### What to work on
The records below must be transcribed exactly. Do not include the pictures.

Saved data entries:
-=-=-
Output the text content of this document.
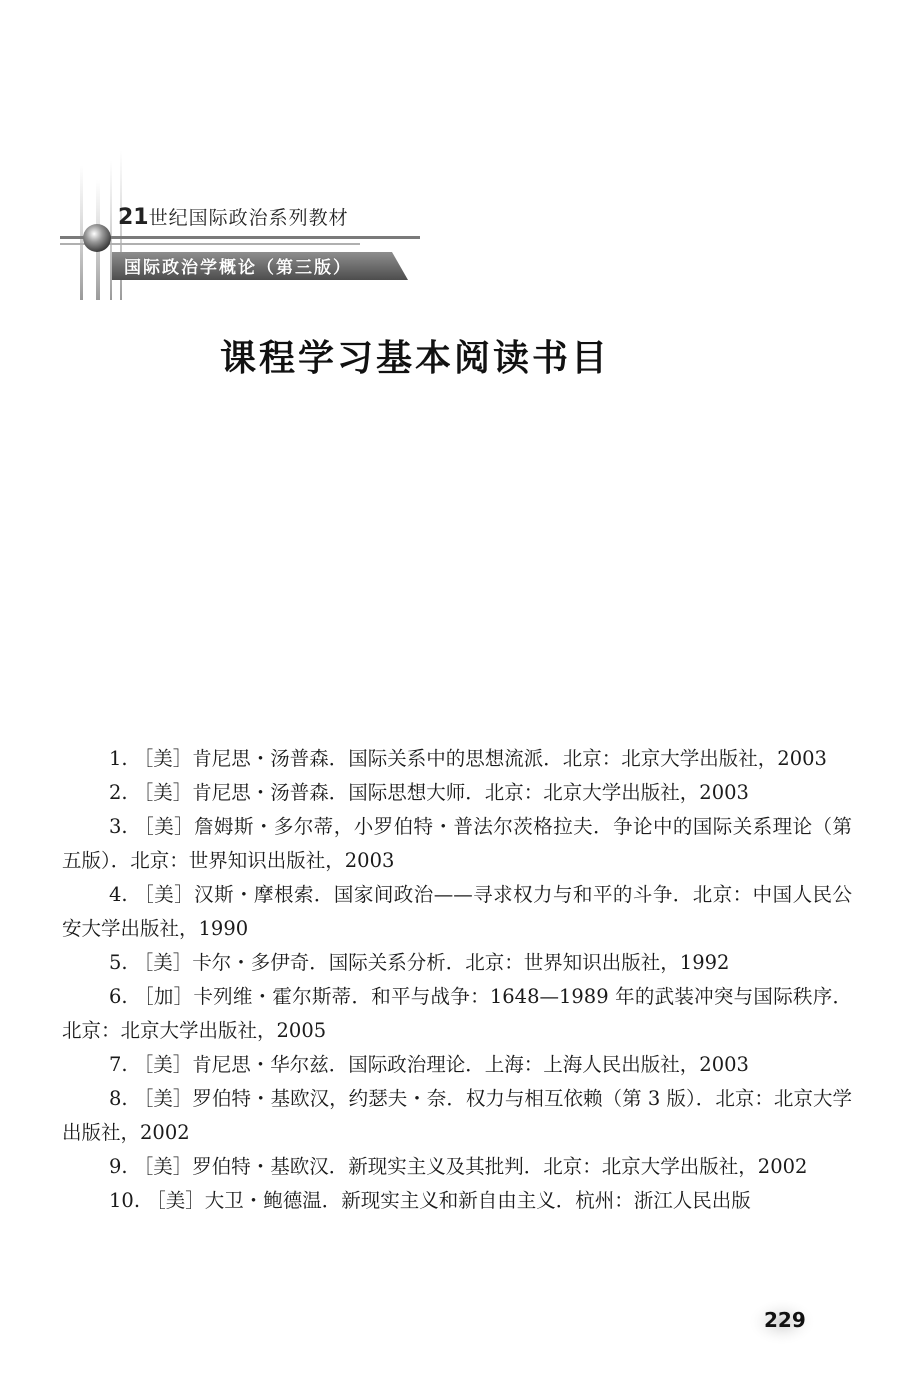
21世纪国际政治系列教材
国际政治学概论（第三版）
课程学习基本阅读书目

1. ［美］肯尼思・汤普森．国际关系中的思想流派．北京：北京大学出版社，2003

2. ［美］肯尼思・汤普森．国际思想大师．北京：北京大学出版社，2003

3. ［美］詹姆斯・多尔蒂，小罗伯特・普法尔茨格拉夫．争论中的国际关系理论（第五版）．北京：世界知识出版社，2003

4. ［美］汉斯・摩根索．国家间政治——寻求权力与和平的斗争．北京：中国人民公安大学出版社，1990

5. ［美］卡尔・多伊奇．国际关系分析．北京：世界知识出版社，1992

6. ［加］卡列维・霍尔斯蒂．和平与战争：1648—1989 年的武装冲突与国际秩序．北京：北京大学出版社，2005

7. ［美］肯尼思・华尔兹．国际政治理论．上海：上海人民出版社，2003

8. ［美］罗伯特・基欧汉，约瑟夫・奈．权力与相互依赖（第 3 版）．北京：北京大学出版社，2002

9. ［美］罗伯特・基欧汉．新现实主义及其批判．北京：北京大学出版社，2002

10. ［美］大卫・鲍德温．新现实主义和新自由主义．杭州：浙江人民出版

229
-=-=-
### Output of the exercise
Output the text content of this document.
21世纪国际政治系列教材
国际政治学概论（第三版）
课程学习基本阅读书目

1. ［美］肯尼思・汤普森．国际关系中的思想流派．北京：北京大学出版社，2003

2. ［美］肯尼思・汤普森．国际思想大师．北京：北京大学出版社，2003

3. ［美］詹姆斯・多尔蒂，小罗伯特・普法尔茨格拉夫．争论中的国际关系理论（第五版）．北京：世界知识出版社，2003

4. ［美］汉斯・摩根索．国家间政治——寻求权力与和平的斗争．北京：中国人民公安大学出版社，1990

5. ［美］卡尔・多伊奇．国际关系分析．北京：世界知识出版社，1992

6. ［加］卡列维・霍尔斯蒂．和平与战争：1648—1989 年的武装冲突与国际秩序．北京：北京大学出版社，2005

7. ［美］肯尼思・华尔兹．国际政治理论．上海：上海人民出版社，2003

8. ［美］罗伯特・基欧汉，约瑟夫・奈．权力与相互依赖（第 3 版）．北京：北京大学出版社，2002

9. ［美］罗伯特・基欧汉．新现实主义及其批判．北京：北京大学出版社，2002

10. ［美］大卫・鲍德温．新现实主义和新自由主义．杭州：浙江人民出版

229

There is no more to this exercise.